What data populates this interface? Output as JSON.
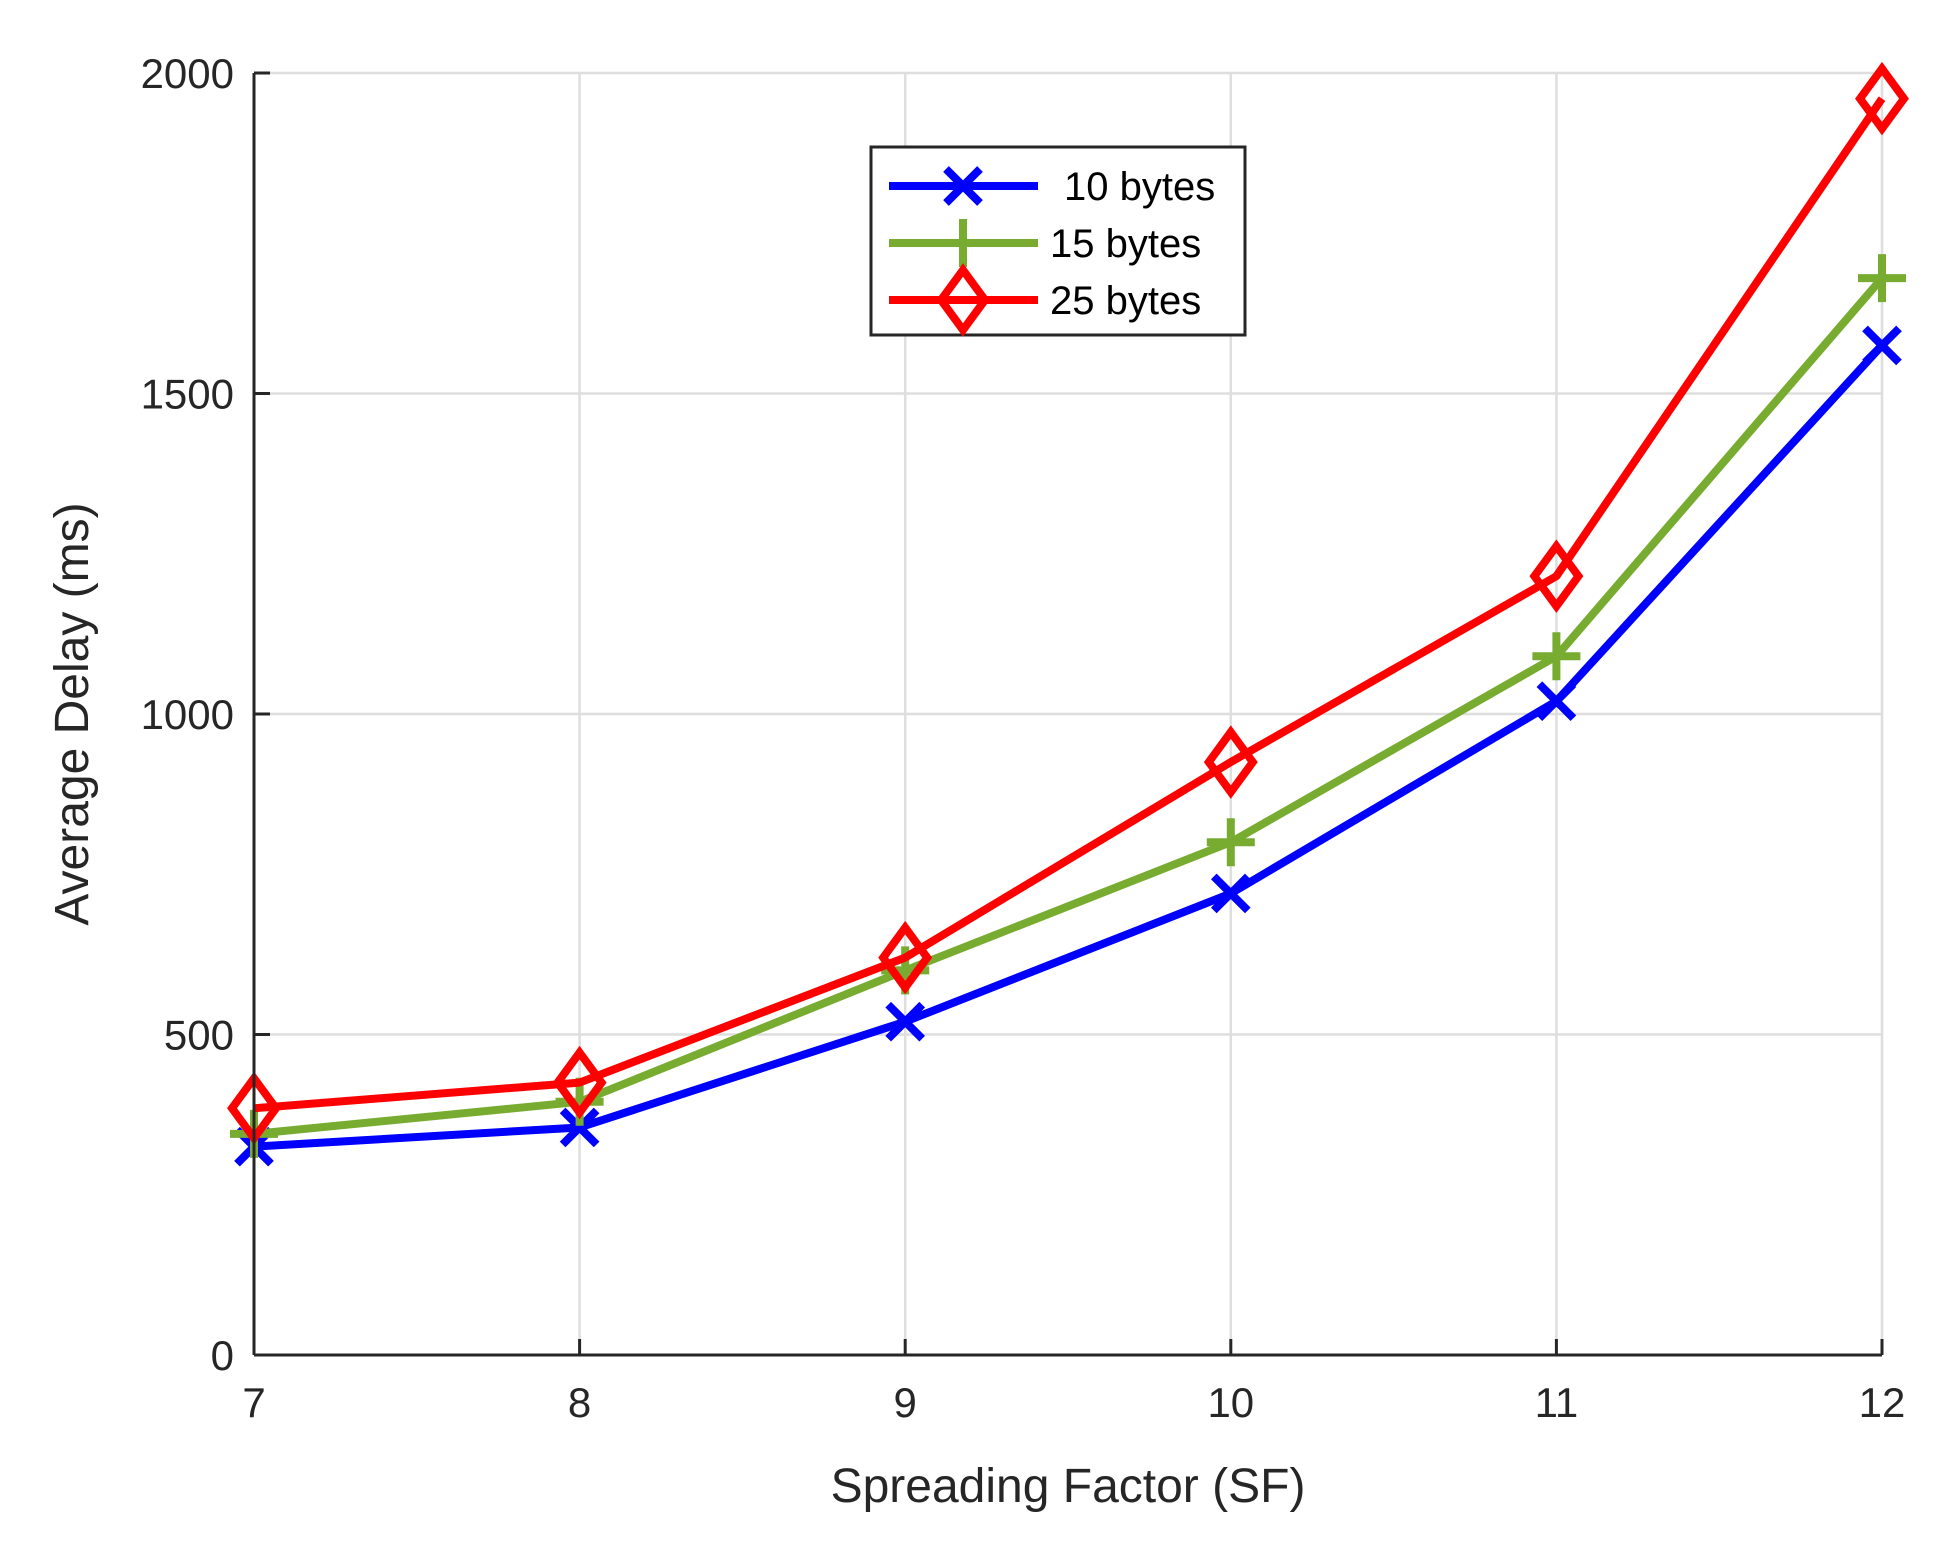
{
  "chart_data": {
    "type": "line",
    "title": "",
    "xlabel": "Spreading Factor (SF)",
    "ylabel": "Average Delay (ms)",
    "x": [
      7,
      8,
      9,
      10,
      11,
      12
    ],
    "xlim": [
      7,
      12
    ],
    "ylim": [
      0,
      2000
    ],
    "xticks": [
      "7",
      "8",
      "9",
      "10",
      "11",
      "12"
    ],
    "yticks": [
      "0",
      "500",
      "1000",
      "1500",
      "2000"
    ],
    "ytick_values": [
      0,
      500,
      1000,
      1500,
      2000
    ],
    "grid": true,
    "legend_position": "top-center",
    "series": [
      {
        "name": "10 bytes",
        "color": "#0000FF",
        "marker": "x",
        "values": [
          325,
          355,
          520,
          720,
          1020,
          1575
        ]
      },
      {
        "name": "15 bytes",
        "color": "#77AC30",
        "marker": "+",
        "values": [
          345,
          395,
          600,
          800,
          1090,
          1680
        ]
      },
      {
        "name": "25 bytes",
        "color": "#FF0000",
        "marker": "diamond",
        "values": [
          385,
          425,
          620,
          925,
          1215,
          1960
        ]
      }
    ]
  }
}
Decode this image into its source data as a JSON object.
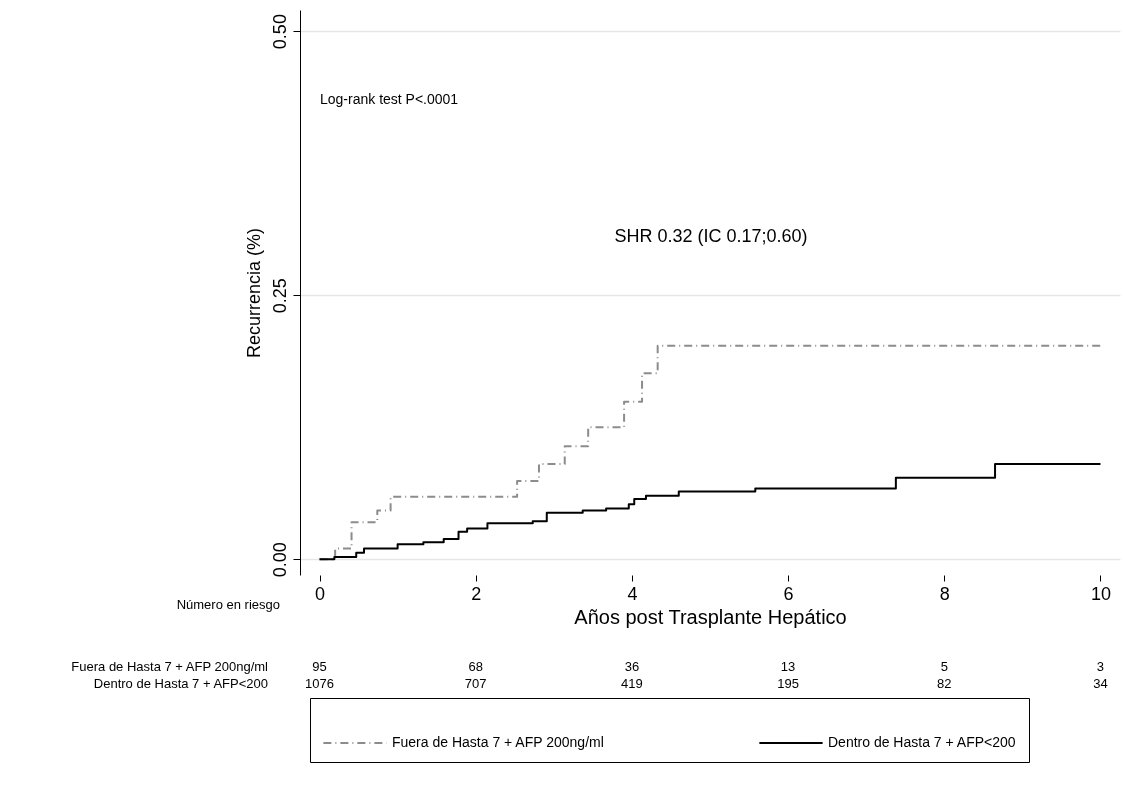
{
  "chart_data": {
    "type": "step",
    "xlabel": "Años post Trasplante Hepático",
    "ylabel": "Recurrencia (%)",
    "xlim": [
      -0.25,
      10.25
    ],
    "xticks": [
      0,
      2,
      4,
      6,
      8,
      10
    ],
    "ylim": [
      -0.015,
      0.52
    ],
    "yticks": [
      {
        "value": 0,
        "label": "0.00"
      },
      0.25,
      {
        "value": 0.5,
        "label": "0.50"
      }
    ],
    "grid": "y",
    "legend": "bottom",
    "series": [
      {
        "name": "Fuera de Hasta 7 + AFP 200ng/ml",
        "color": "#8c8c8c",
        "line_style": "dashed",
        "x": [
          0,
          0.2,
          0.41,
          0.74,
          0.91,
          2.53,
          2.81,
          3.14,
          3.44,
          3.9,
          4.13,
          4.33,
          10
        ],
        "values": [
          0,
          0.01,
          0.035,
          0.046,
          0.059,
          0.074,
          0.09,
          0.107,
          0.125,
          0.149,
          0.176,
          0.202,
          0.202
        ]
      },
      {
        "name": "Dentro de Hasta 7 + AFP<200",
        "color": "#000000",
        "line_style": "solid",
        "x": [
          0,
          0.19,
          0.47,
          0.57,
          1.0,
          1.33,
          1.59,
          1.78,
          1.89,
          2.15,
          2.73,
          2.91,
          3.37,
          3.67,
          3.96,
          4.03,
          4.18,
          4.6,
          5.58,
          7.38,
          8.65,
          10
        ],
        "values": [
          0,
          0.002,
          0.006,
          0.01,
          0.014,
          0.016,
          0.019,
          0.026,
          0.029,
          0.034,
          0.036,
          0.044,
          0.046,
          0.048,
          0.052,
          0.057,
          0.06,
          0.064,
          0.067,
          0.077,
          0.09,
          0.09
        ]
      }
    ],
    "annotations": [
      "Log-rank test P<.0001",
      "SHR 0.32 (IC 0.17;0.60)",
      "Número en riesgo",
      "Fuera de Hasta 7 + AFP 200ng/ml",
      "95",
      "68",
      "36",
      "13",
      "5",
      "3",
      "Dentro de Hasta 7 + AFP<200",
      "1076",
      "707",
      "419",
      "195",
      "82",
      "34"
    ]
  }
}
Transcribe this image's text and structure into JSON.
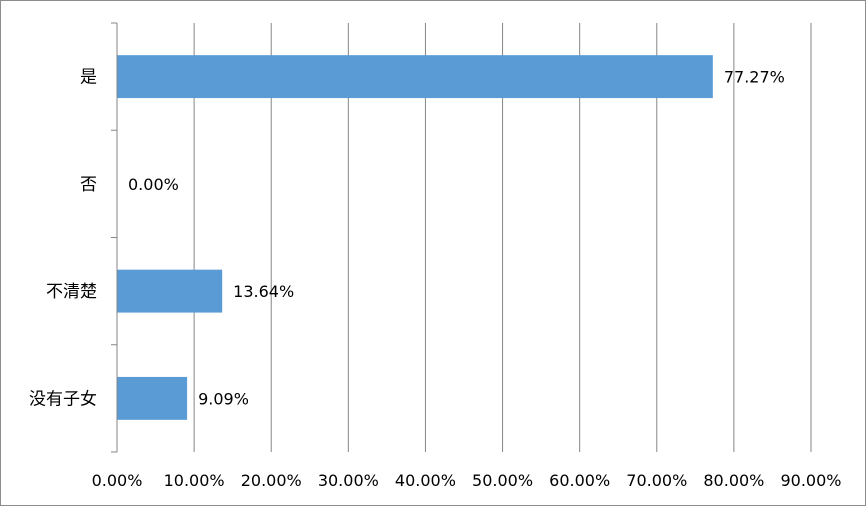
★ ★ ★
- Aim of the exercise
Report how many lines in these entries contain "this". Answer with the number only.

- Output
3